• [MATERIAL FOR THE TASK]:
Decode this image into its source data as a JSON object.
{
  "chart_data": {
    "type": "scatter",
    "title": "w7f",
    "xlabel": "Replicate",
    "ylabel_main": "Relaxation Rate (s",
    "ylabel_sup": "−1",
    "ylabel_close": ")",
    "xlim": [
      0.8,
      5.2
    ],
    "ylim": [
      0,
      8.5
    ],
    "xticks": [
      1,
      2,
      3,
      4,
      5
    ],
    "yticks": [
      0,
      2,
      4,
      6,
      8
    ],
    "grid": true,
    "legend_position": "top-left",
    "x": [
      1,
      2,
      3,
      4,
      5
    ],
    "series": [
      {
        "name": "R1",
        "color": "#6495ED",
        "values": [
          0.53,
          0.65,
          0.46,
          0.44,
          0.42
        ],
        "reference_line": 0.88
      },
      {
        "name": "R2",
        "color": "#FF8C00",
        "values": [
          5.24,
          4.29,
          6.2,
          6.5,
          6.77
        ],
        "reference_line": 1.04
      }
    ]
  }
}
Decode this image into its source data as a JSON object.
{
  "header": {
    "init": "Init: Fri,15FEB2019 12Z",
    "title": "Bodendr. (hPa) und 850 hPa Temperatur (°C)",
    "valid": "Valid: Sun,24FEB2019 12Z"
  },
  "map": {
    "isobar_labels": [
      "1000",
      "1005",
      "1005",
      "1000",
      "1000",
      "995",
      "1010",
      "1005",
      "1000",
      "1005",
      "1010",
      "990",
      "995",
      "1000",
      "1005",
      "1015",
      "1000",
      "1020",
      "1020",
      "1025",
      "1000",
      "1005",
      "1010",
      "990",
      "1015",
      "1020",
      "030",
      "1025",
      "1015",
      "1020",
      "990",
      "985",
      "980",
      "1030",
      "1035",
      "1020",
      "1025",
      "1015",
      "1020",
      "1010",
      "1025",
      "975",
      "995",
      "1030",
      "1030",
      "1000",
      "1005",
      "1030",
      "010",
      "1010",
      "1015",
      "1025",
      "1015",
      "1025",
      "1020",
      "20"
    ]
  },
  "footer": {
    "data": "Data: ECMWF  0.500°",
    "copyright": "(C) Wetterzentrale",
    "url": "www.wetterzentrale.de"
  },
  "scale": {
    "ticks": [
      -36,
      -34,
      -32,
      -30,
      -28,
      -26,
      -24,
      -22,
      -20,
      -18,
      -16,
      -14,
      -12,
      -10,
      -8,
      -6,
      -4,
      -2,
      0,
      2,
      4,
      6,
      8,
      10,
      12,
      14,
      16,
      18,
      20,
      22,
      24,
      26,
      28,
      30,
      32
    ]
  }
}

• [DIRECTIVE]:
Every entry should be printed again exactly as it stands.

• [EXPECTED OUTPUT]:
Decode this image into its source data as a JSON object.
{
  "chart_data": {
    "type": "scatter",
    "title": "w7f",
    "xlabel": "Replicate",
    "ylabel_main": "Relaxation Rate (s",
    "ylabel_sup": "−1",
    "ylabel_close": ")",
    "xlim": [
      0.8,
      5.2
    ],
    "ylim": [
      0,
      8.5
    ],
    "xticks": [
      1,
      2,
      3,
      4,
      5
    ],
    "yticks": [
      0,
      2,
      4,
      6,
      8
    ],
    "grid": true,
    "legend_position": "top-left",
    "x": [
      1,
      2,
      3,
      4,
      5
    ],
    "series": [
      {
        "name": "R1",
        "color": "#6495ED",
        "values": [
          0.53,
          0.65,
          0.46,
          0.44,
          0.42
        ],
        "reference_line": 0.88
      },
      {
        "name": "R2",
        "color": "#FF8C00",
        "values": [
          5.24,
          4.29,
          6.2,
          6.5,
          6.77
        ],
        "reference_line": 1.04
      }
    ]
  }
}
Decode this image into its source data as a JSON object.
{
  "header": {
    "init": "Init: Fri,15FEB2019 12Z",
    "title": "Bodendr. (hPa) und 850 hPa Temperatur (°C)",
    "valid": "Valid: Sun,24FEB2019 12Z"
  },
  "map": {
    "isobar_labels": [
      "1000",
      "1005",
      "1005",
      "1000",
      "1000",
      "995",
      "1010",
      "1005",
      "1000",
      "1005",
      "1010",
      "990",
      "995",
      "1000",
      "1005",
      "1015",
      "1000",
      "1020",
      "1020",
      "1025",
      "1000",
      "1005",
      "1010",
      "990",
      "1015",
      "1020",
      "030",
      "1025",
      "1015",
      "1020",
      "990",
      "985",
      "980",
      "1030",
      "1035",
      "1020",
      "1025",
      "1015",
      "1020",
      "1010",
      "1025",
      "975",
      "995",
      "1030",
      "1030",
      "1000",
      "1005",
      "1030",
      "010",
      "1010",
      "1015",
      "1025",
      "1015",
      "1025",
      "1020",
      "20"
    ]
  },
  "footer": {
    "data": "Data: ECMWF  0.500°",
    "copyright": "(C) Wetterzentrale",
    "url": "www.wetterzentrale.de"
  },
  "scale": {
    "ticks": [
      -36,
      -34,
      -32,
      -30,
      -28,
      -26,
      -24,
      -22,
      -20,
      -18,
      -16,
      -14,
      -12,
      -10,
      -8,
      -6,
      -4,
      -2,
      0,
      2,
      4,
      6,
      8,
      10,
      12,
      14,
      16,
      18,
      20,
      22,
      24,
      26,
      28,
      30,
      32
    ]
  }
}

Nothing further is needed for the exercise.